- [Information provided]:
++++++
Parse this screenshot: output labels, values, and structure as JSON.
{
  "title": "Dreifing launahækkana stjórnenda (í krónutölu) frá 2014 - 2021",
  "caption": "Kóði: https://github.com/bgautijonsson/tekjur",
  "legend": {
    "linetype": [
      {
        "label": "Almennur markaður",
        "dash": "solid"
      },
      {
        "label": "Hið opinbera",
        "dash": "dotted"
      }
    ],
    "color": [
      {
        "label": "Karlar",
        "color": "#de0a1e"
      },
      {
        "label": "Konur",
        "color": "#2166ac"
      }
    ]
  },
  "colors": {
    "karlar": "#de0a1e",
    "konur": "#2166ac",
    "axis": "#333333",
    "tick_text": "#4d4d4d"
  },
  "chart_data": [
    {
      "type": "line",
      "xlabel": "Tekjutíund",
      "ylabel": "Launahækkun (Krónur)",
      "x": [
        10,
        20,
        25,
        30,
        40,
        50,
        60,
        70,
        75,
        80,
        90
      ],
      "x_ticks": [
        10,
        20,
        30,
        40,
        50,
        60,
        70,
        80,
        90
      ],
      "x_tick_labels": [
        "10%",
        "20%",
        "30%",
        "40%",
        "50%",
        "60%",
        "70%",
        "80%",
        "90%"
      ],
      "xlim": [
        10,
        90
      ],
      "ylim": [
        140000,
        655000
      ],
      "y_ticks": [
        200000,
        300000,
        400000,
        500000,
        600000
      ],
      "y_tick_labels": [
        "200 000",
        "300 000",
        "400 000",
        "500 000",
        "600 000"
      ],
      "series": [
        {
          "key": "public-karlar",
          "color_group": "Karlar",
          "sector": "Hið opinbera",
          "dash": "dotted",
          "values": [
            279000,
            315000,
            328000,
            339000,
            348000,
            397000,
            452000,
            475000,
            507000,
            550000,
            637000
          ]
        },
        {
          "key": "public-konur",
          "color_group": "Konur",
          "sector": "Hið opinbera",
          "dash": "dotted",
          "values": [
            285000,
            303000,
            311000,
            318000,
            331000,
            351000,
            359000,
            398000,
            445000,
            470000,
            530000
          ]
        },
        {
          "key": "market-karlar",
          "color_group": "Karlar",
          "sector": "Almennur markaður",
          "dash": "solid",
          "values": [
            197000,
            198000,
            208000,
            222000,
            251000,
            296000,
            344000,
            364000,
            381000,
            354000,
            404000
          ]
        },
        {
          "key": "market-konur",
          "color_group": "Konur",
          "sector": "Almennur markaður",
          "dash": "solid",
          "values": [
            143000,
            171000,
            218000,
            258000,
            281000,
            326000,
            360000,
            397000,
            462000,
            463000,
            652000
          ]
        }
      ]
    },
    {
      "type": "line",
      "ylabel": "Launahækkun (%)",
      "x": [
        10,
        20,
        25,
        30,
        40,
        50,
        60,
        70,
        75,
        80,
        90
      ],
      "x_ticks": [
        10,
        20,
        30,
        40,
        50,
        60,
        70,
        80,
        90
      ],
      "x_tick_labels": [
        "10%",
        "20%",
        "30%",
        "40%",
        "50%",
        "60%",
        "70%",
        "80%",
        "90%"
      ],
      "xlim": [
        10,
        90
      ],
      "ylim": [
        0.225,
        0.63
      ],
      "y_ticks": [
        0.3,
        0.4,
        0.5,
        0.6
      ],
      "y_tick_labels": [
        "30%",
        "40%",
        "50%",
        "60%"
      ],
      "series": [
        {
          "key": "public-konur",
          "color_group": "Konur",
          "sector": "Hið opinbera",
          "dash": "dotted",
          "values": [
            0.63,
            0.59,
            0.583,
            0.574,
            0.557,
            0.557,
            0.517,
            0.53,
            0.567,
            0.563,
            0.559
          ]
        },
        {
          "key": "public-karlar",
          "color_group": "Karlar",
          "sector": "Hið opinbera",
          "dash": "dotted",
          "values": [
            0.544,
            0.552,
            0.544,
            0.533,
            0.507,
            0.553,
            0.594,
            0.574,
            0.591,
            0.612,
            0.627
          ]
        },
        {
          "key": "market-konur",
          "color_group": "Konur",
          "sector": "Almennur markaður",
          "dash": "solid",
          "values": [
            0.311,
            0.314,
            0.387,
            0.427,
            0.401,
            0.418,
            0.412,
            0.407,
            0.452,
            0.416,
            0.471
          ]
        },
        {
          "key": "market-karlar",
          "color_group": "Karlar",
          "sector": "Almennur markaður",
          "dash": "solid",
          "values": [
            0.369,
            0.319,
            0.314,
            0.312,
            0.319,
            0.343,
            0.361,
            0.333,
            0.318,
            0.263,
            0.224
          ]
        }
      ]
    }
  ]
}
++++++
- [Task instructions]:
Write the data from above out again, exactly.

- [Right answer]:
Parse this screenshot: output labels, values, and structure as JSON.
{
  "title": "Dreifing launahækkana stjórnenda (í krónutölu) frá 2014 - 2021",
  "caption": "Kóði: https://github.com/bgautijonsson/tekjur",
  "legend": {
    "linetype": [
      {
        "label": "Almennur markaður",
        "dash": "solid"
      },
      {
        "label": "Hið opinbera",
        "dash": "dotted"
      }
    ],
    "color": [
      {
        "label": "Karlar",
        "color": "#de0a1e"
      },
      {
        "label": "Konur",
        "color": "#2166ac"
      }
    ]
  },
  "colors": {
    "karlar": "#de0a1e",
    "konur": "#2166ac",
    "axis": "#333333",
    "tick_text": "#4d4d4d"
  },
  "chart_data": [
    {
      "type": "line",
      "xlabel": "Tekjutíund",
      "ylabel": "Launahækkun (Krónur)",
      "x": [
        10,
        20,
        25,
        30,
        40,
        50,
        60,
        70,
        75,
        80,
        90
      ],
      "x_ticks": [
        10,
        20,
        30,
        40,
        50,
        60,
        70,
        80,
        90
      ],
      "x_tick_labels": [
        "10%",
        "20%",
        "30%",
        "40%",
        "50%",
        "60%",
        "70%",
        "80%",
        "90%"
      ],
      "xlim": [
        10,
        90
      ],
      "ylim": [
        140000,
        655000
      ],
      "y_ticks": [
        200000,
        300000,
        400000,
        500000,
        600000
      ],
      "y_tick_labels": [
        "200 000",
        "300 000",
        "400 000",
        "500 000",
        "600 000"
      ],
      "series": [
        {
          "key": "public-karlar",
          "color_group": "Karlar",
          "sector": "Hið opinbera",
          "dash": "dotted",
          "values": [
            279000,
            315000,
            328000,
            339000,
            348000,
            397000,
            452000,
            475000,
            507000,
            550000,
            637000
          ]
        },
        {
          "key": "public-konur",
          "color_group": "Konur",
          "sector": "Hið opinbera",
          "dash": "dotted",
          "values": [
            285000,
            303000,
            311000,
            318000,
            331000,
            351000,
            359000,
            398000,
            445000,
            470000,
            530000
          ]
        },
        {
          "key": "market-karlar",
          "color_group": "Karlar",
          "sector": "Almennur markaður",
          "dash": "solid",
          "values": [
            197000,
            198000,
            208000,
            222000,
            251000,
            296000,
            344000,
            364000,
            381000,
            354000,
            404000
          ]
        },
        {
          "key": "market-konur",
          "color_group": "Konur",
          "sector": "Almennur markaður",
          "dash": "solid",
          "values": [
            143000,
            171000,
            218000,
            258000,
            281000,
            326000,
            360000,
            397000,
            462000,
            463000,
            652000
          ]
        }
      ]
    },
    {
      "type": "line",
      "ylabel": "Launahækkun (%)",
      "x": [
        10,
        20,
        25,
        30,
        40,
        50,
        60,
        70,
        75,
        80,
        90
      ],
      "x_ticks": [
        10,
        20,
        30,
        40,
        50,
        60,
        70,
        80,
        90
      ],
      "x_tick_labels": [
        "10%",
        "20%",
        "30%",
        "40%",
        "50%",
        "60%",
        "70%",
        "80%",
        "90%"
      ],
      "xlim": [
        10,
        90
      ],
      "ylim": [
        0.225,
        0.63
      ],
      "y_ticks": [
        0.3,
        0.4,
        0.5,
        0.6
      ],
      "y_tick_labels": [
        "30%",
        "40%",
        "50%",
        "60%"
      ],
      "series": [
        {
          "key": "public-konur",
          "color_group": "Konur",
          "sector": "Hið opinbera",
          "dash": "dotted",
          "values": [
            0.63,
            0.59,
            0.583,
            0.574,
            0.557,
            0.557,
            0.517,
            0.53,
            0.567,
            0.563,
            0.559
          ]
        },
        {
          "key": "public-karlar",
          "color_group": "Karlar",
          "sector": "Hið opinbera",
          "dash": "dotted",
          "values": [
            0.544,
            0.552,
            0.544,
            0.533,
            0.507,
            0.553,
            0.594,
            0.574,
            0.591,
            0.612,
            0.627
          ]
        },
        {
          "key": "market-konur",
          "color_group": "Konur",
          "sector": "Almennur markaður",
          "dash": "solid",
          "values": [
            0.311,
            0.314,
            0.387,
            0.427,
            0.401,
            0.418,
            0.412,
            0.407,
            0.452,
            0.416,
            0.471
          ]
        },
        {
          "key": "market-karlar",
          "color_group": "Karlar",
          "sector": "Almennur markaður",
          "dash": "solid",
          "values": [
            0.369,
            0.319,
            0.314,
            0.312,
            0.319,
            0.343,
            0.361,
            0.333,
            0.318,
            0.263,
            0.224
          ]
        }
      ]
    }
  ]
}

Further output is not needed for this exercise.